### RECORDS SHOWN
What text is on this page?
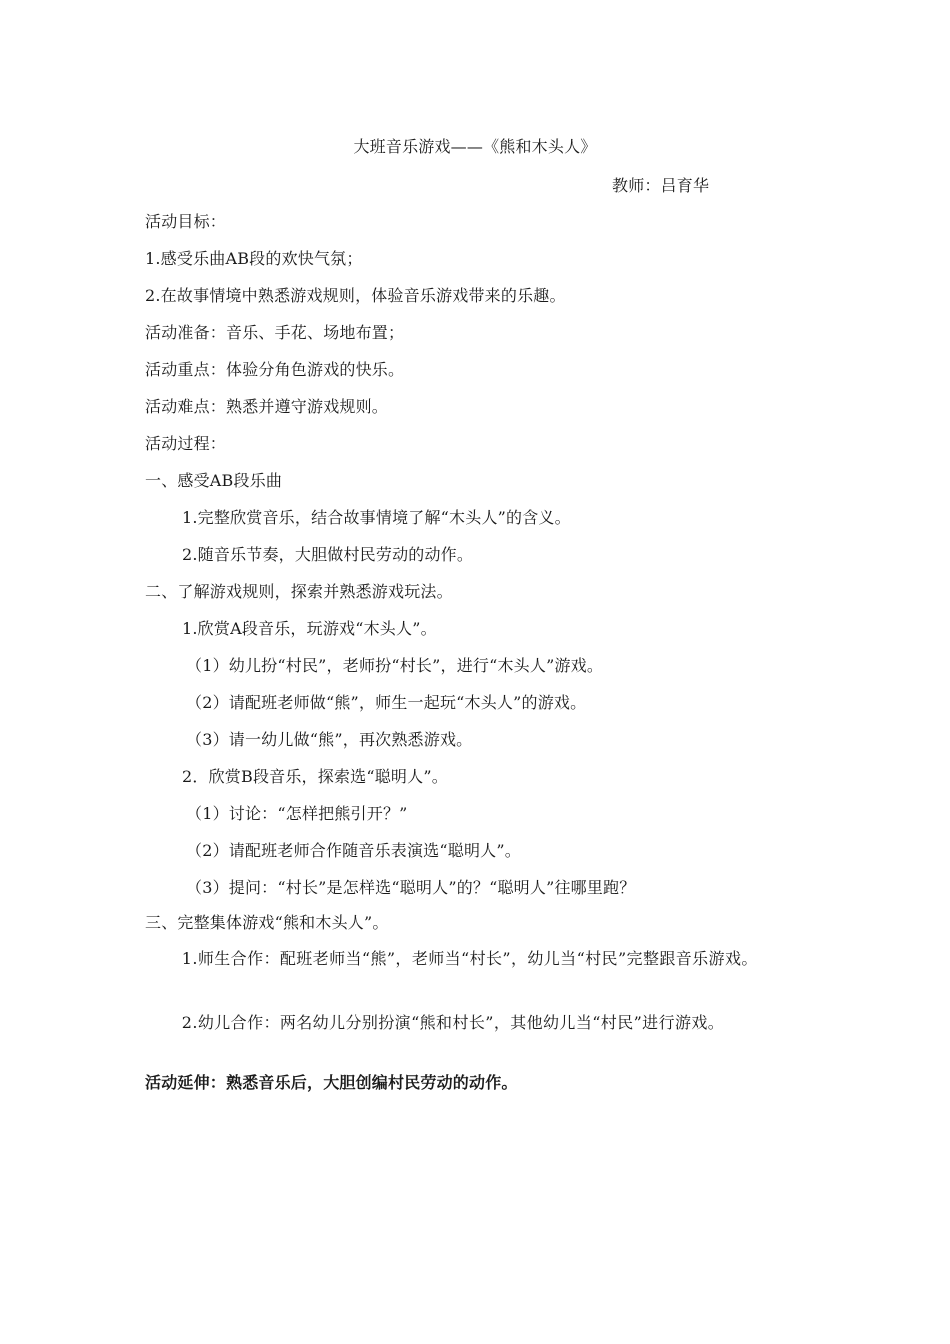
大班音乐游戏——《熊和木头人》
教师：吕育华
活动目标：
1.感受乐曲AB段的欢快气氛；
2.在故事情境中熟悉游戏规则，体验音乐游戏带来的乐趣。
活动准备：音乐、手花、场地布置；
活动重点：体验分角色游戏的快乐。
活动难点：熟悉并遵守游戏规则。
活动过程：
一、感受AB段乐曲
1.完整欣赏音乐，结合故事情境了解“木头人”的含义。
2.随音乐节奏，大胆做村民劳动的动作。
二、了解游戏规则，探索并熟悉游戏玩法。
1.欣赏A段音乐，玩游戏“木头人”。
（1）幼儿扮“村民”，老师扮“村长”，进行“木头人”游戏。
（2）请配班老师做“熊”，师生一起玩“木头人”的游戏。
（3）请一幼儿做“熊”，再次熟悉游戏。
2．欣赏B段音乐，探索选“聪明人”。
（1）讨论：“怎样把熊引开？”
（2）请配班老师合作随音乐表演选“聪明人”。
（3）提问：“村长”是怎样选“聪明人”的？“聪明人”往哪里跑？
三、完整集体游戏“熊和木头人”。
1.师生合作：配班老师当“熊”，老师当“村长”，幼儿当“村民”完整跟音乐游戏。
2.幼儿合作：两名幼儿分别扮演“熊和村长”，其他幼儿当“村民”进行游戏。
活动延伸：熟悉音乐后，大胆创编村民劳动的动作。
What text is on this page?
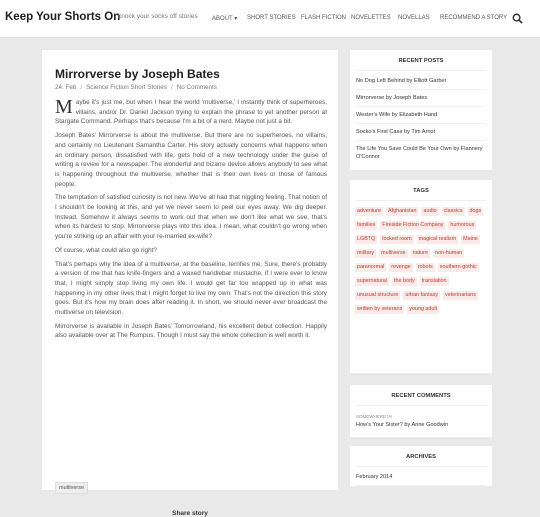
Keep Your Shorts On
knock your socks off stories ABOUT ▾ SHORT STORIES FLASH FICTION NOVELETTES NOVELLAS RECOMMEND A STORY
Mirrorverse by Joseph Bates
24. Feb / Science Fiction Short Stories / No Comments

Maybe it's just me, but when I hear the world 'multiverse,' I instantly think of superheroes, villains, and/or Dr. Daniel Jackson trying to explain the phrase to yet another person at Stargate Command. Perhaps that's because I'm a bit of a nerd. Maybe not just a bit.

Joseph Bates' Mirrorverse is about the multiverse. But there are no superheroes, no villains, and certainly no Lieutenant Samantha Carter. His story actually concerns what happens when an ordinary person, dissatisfied with life, gets hold of a new technology under the guise of writing a review for a newspaper. The wonderful and bizarre device allows anybody to see what is happening throughout the multiverse, whether that is their own lives or those of famous people.

The temptation of satisfied curiosity is not new. We've all had that niggling feeling. That notion of I shouldn't be looking at this, and yet we never seem to peel our eyes away. We dig deeper. Instead. Somehow it always seems to work out that when we don't like what we see, that's when its hardest to stop. Mirrorverse plays into this idea. I mean, what couldn't go wrong when you're striking up an affair with your re-married ex-wife?

Of course, what could also go right?

That's perhaps why the idea of a multiverse, at the baseline, terrifies me. Sure, there's probably a version of me that has knife-fingers and a waxed handlebar mustache, if I were ever to know that, I might simply stop living my own life. I would get far too wrapped up in what was happening in my other lives that I might forget to live my own. That's not the direction this story goes. But it's how my brain does after reading it. In short, we should never ever broadcast the multiverse on television.

Mirrorverse is available in Joseph Bates' Tomorrowland, his excellent debut collection. Happily also available over at The Rumpus. Though I must say the whole collection is well worth it.

multiverse
Share story
RECENT POSTS
No Dog Left Behind by Elliott Garber
Mirrorverse by Joseph Bates
Wester's Wife by Elizabeth Hand
Socko's First Case by Tim Arnot
The Life You Save Could Be Your Own by Flannery O'Connor
TAGS
adventure	Afghanistan	audio	classics	dogs
families	Fireside Fiction Company	humorous
LGBTQ	locked room	magical realism	Maine
military	multiverse	nature	non-human
paranormal	revenge	robots	southern gothic
supernatural	the body	translation
unusual structure	urban fantasy	veterinarians
written by veterans	young adult
RECENT COMMENTS
SOMEWHERE IN
How's Your Sister? by Anne Goodwin
ARCHIVES
February 2014
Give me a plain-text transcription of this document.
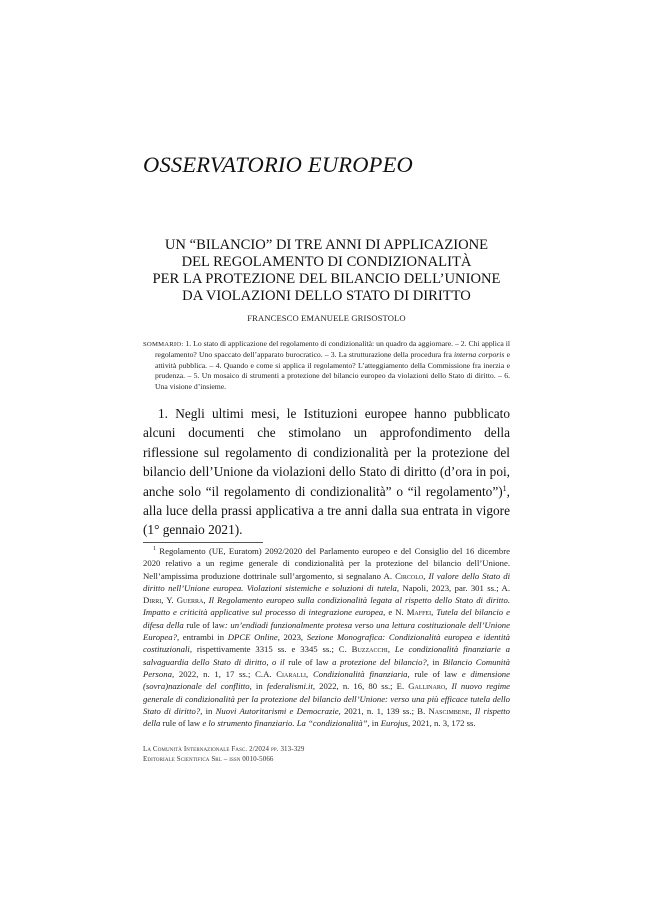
OSSERVATORIO EUROPEO
UN “BILANCIO” DI TRE ANNI DI APPLICAZIONE
DEL REGOLAMENTO DI CONDIZIONALITÀ
PER LA PROTEZIONE DEL BILANCIO DELL’UNIONE
DA VIOLAZIONI DELLO STATO DI DIRITTO
FRANCESCO EMANUELE GRISOSTOLO
SOMMARIO: 1. Lo stato di applicazione del regolamento di condizionalità: un quadro da aggiornare. – 2. Chi applica il regolamento? Uno spaccato dell’apparato burocratico. – 3. La strutturazione della procedura fra interna corporis e attività pubblica. – 4. Quando e come si applica il regolamento? L’atteggiamento della Commissione fra inerzia e prudenza. – 5. Un mosaico di strumenti a protezione del bilancio europeo da violazioni dello Stato di diritto. – 6. Una visione d’insieme.
1. Negli ultimi mesi, le Istituzioni europee hanno pubblicato alcuni documenti che stimolano un approfondimento della riflessione sul regolamento di condizionalità per la protezione del bilancio dell’Unione da violazioni dello Stato di diritto (d’ora in poi, anche solo “il regolamento di condizionalità” o “il regolamento”)$^1$, alla luce della prassi applicativa a tre anni dalla sua entrata in vigore (1° gennaio 2021).
$^1$ Regolamento (UE, Euratom) 2092/2020 del Parlamento europeo e del Consiglio del 16 dicembre 2020 relativo a un regime generale di condizionalità per la protezione del bilancio dell’Unione. Nell’ampissima produzione dottrinale sull’argomento, si segnalano A. Circolo, Il valore dello Stato di diritto nell’Unione europea. Violazioni sistemiche e soluzioni di tutela, Napoli, 2023, par. 301 ss.; A. Dirri, Y. Guerra, Il Regolamento europeo sulla condizionalità legata al rispetto dello Stato di diritto. Impatto e criticità applicative sul processo di integrazione europea, e N. Maffei, Tutela del bilancio e difesa della rule of law: un’endiadi funzionalmente protesa verso una lettura costituzionale dell’Unione Europea?, entrambi in DPCE Online, 2023, Sezione Monografica: Condizionalità europea e identità costituzionali, rispettivamente 3315 ss. e 3345 ss.; C. Buzzacchi, Le condizionalità finanziarie a salvaguardia dello Stato di diritto, o il rule of law a protezione del bilancio?, in Bilancio Comunità Persona, 2022, n. 1, 17 ss.; C.A. Ciaralli, Condizionalità finanziaria, rule of law e dimensione (sovra)nazionale del conflitto, in federalismi.it, 2022, n. 16, 80 ss.; E. Gallinaro, Il nuovo regime generale di condizionalità per la protezione del bilancio dell’Unione: verso una più efficace tutela dello Stato di diritto?, in Nuovi Autoritarismi e Democrazie, 2021, n. 1, 139 ss.; B. Nascimbene, Il rispetto della rule of law e lo strumento finanziario. La “condizionalità”, in Eurojus, 2021, n. 3, 172 ss.
La Comunità Internazionale Fasc. 2/2024 pp. 313-329
Editoriale Scientifica Srl – issn 0010-5066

### TASK BRIEF
Quote every line word for word and keep the images out of the copy.

### TASK RESULT
What text is on this page?
大班音乐游戏——《熊和木头人》
教师：吕育华
活动目标：
1.感受乐曲AB段的欢快气氛；
2.在故事情境中熟悉游戏规则，体验音乐游戏带来的乐趣。
活动准备：音乐、手花、场地布置；
活动重点：体验分角色游戏的快乐。
活动难点：熟悉并遵守游戏规则。
活动过程：
一、感受AB段乐曲
1.完整欣赏音乐，结合故事情境了解“木头人”的含义。
2.随音乐节奏，大胆做村民劳动的动作。
二、了解游戏规则，探索并熟悉游戏玩法。
1.欣赏A段音乐，玩游戏“木头人”。
（1）幼儿扮“村民”，老师扮“村长”，进行“木头人”游戏。
（2）请配班老师做“熊”，师生一起玩“木头人”的游戏。
（3）请一幼儿做“熊”，再次熟悉游戏。
2．欣赏B段音乐，探索选“聪明人”。
（1）讨论：“怎样把熊引开？”
（2）请配班老师合作随音乐表演选“聪明人”。
（3）提问：“村长”是怎样选“聪明人”的？“聪明人”往哪里跑？
三、完整集体游戏“熊和木头人”。
1.师生合作：配班老师当“熊”，老师当“村长”，幼儿当“村民”完整跟音乐游戏。
2.幼儿合作：两名幼儿分别扮演“熊和村长”，其他幼儿当“村民”进行游戏。
活动延伸：熟悉音乐后，大胆创编村民劳动的动作。
What text is on this page?
Keep Your Shorts On
knock your socks off stories ABOUT ▾ SHORT STORIES FLASH FICTION NOVELETTES NOVELLAS RECOMMEND A STORY
Mirrorverse by Joseph Bates
24. Feb / Science Fiction Short Stories / No Comments

Maybe it's just me, but when I hear the world 'multiverse,' I instantly think of superheroes, villains, and/or Dr. Daniel Jackson trying to explain the phrase to yet another person at Stargate Command. Perhaps that's because I'm a bit of a nerd. Maybe not just a bit.

Joseph Bates' Mirrorverse is about the multiverse. But there are no superheroes, no villains, and certainly no Lieutenant Samantha Carter. His story actually concerns what happens when an ordinary person, dissatisfied with life, gets hold of a new technology under the guise of writing a review for a newspaper. The wonderful and bizarre device allows anybody to see what is happening throughout the multiverse, whether that is their own lives or those of famous people.

The temptation of satisfied curiosity is not new. We've all had that niggling feeling. That notion of I shouldn't be looking at this, and yet we never seem to peel our eyes away. We dig deeper. Instead. Somehow it always seems to work out that when we don't like what we see, that's when its hardest to stop. Mirrorverse plays into this idea. I mean, what couldn't go wrong when you're striking up an affair with your re-married ex-wife?

Of course, what could also go right?

That's perhaps why the idea of a multiverse, at the baseline, terrifies me. Sure, there's probably a version of me that has knife-fingers and a waxed handlebar mustache, if I were ever to know that, I might simply stop living my own life. I would get far too wrapped up in what was happening in my other lives that I might forget to live my own. That's not the direction this story goes. But it's how my brain does after reading it. In short, we should never ever broadcast the multiverse on television.

Mirrorverse is available in Joseph Bates' Tomorrowland, his excellent debut collection. Happily also available over at The Rumpus. Though I must say the whole collection is well worth it.

multiverse
Share story
RECENT POSTS
No Dog Left Behind by Elliott Garber
Mirrorverse by Joseph Bates
Wester's Wife by Elizabeth Hand
Socko's First Case by Tim Arnot
The Life You Save Could Be Your Own by Flannery O'Connor
TAGS
adventure	Afghanistan	audio	classics	dogs
families	Fireside Fiction Company	humorous
LGBTQ	locked room	magical realism	Maine
military	multiverse	nature	non-human
paranormal	revenge	robots	southern gothic
supernatural	the body	translation
unusual structure	urban fantasy	veterinarians
written by veterans	young adult
RECENT COMMENTS
SOMEWHERE IN
How's Your Sister? by Anne Goodwin
ARCHIVES
February 2014
Give me a plain-text transcription of this document.
OSSERVATORIO EUROPEO
UN “BILANCIO” DI TRE ANNI DI APPLICAZIONE
DEL REGOLAMENTO DI CONDIZIONALITÀ
PER LA PROTEZIONE DEL BILANCIO DELL’UNIONE
DA VIOLAZIONI DELLO STATO DI DIRITTO
FRANCESCO EMANUELE GRISOSTOLO
SOMMARIO: 1. Lo stato di applicazione del regolamento di condizionalità: un quadro da aggiornare. – 2. Chi applica il regolamento? Uno spaccato dell’apparato burocratico. – 3. La strutturazione della procedura fra interna corporis e attività pubblica. – 4. Quando e come si applica il regolamento? L’atteggiamento della Commissione fra inerzia e prudenza. – 5. Un mosaico di strumenti a protezione del bilancio europeo da violazioni dello Stato di diritto. – 6. Una visione d’insieme.
1. Negli ultimi mesi, le Istituzioni europee hanno pubblicato alcuni documenti che stimolano un approfondimento della riflessione sul regolamento di condizionalità per la protezione del bilancio dell’Unione da violazioni dello Stato di diritto (d’ora in poi, anche solo “il regolamento di condizionalità” o “il regolamento”)$^1$, alla luce della prassi applicativa a tre anni dalla sua entrata in vigore (1° gennaio 2021).
$^1$ Regolamento (UE, Euratom) 2092/2020 del Parlamento europeo e del Consiglio del 16 dicembre 2020 relativo a un regime generale di condizionalità per la protezione del bilancio dell’Unione. Nell’ampissima produzione dottrinale sull’argomento, si segnalano A. Circolo, Il valore dello Stato di diritto nell’Unione europea. Violazioni sistemiche e soluzioni di tutela, Napoli, 2023, par. 301 ss.; A. Dirri, Y. Guerra, Il Regolamento europeo sulla condizionalità legata al rispetto dello Stato di diritto. Impatto e criticità applicative sul processo di integrazione europea, e N. Maffei, Tutela del bilancio e difesa della rule of law: un’endiadi funzionalmente protesa verso una lettura costituzionale dell’Unione Europea?, entrambi in DPCE Online, 2023, Sezione Monografica: Condizionalità europea e identità costituzionali, rispettivamente 3315 ss. e 3345 ss.; C. Buzzacchi, Le condizionalità finanziarie a salvaguardia dello Stato di diritto, o il rule of law a protezione del bilancio?, in Bilancio Comunità Persona, 2022, n. 1, 17 ss.; C.A. Ciaralli, Condizionalità finanziaria, rule of law e dimensione (sovra)nazionale del conflitto, in federalismi.it, 2022, n. 16, 80 ss.; E. Gallinaro, Il nuovo regime generale di condizionalità per la protezione del bilancio dell’Unione: verso una più efficace tutela dello Stato di diritto?, in Nuovi Autoritarismi e Democrazie, 2021, n. 1, 139 ss.; B. Nascimbene, Il rispetto della rule of law e lo strumento finanziario. La “condizionalità”, in Eurojus, 2021, n. 3, 172 ss.
La Comunità Internazionale Fasc. 2/2024 pp. 313-329
Editoriale Scientifica Srl – issn 0010-5066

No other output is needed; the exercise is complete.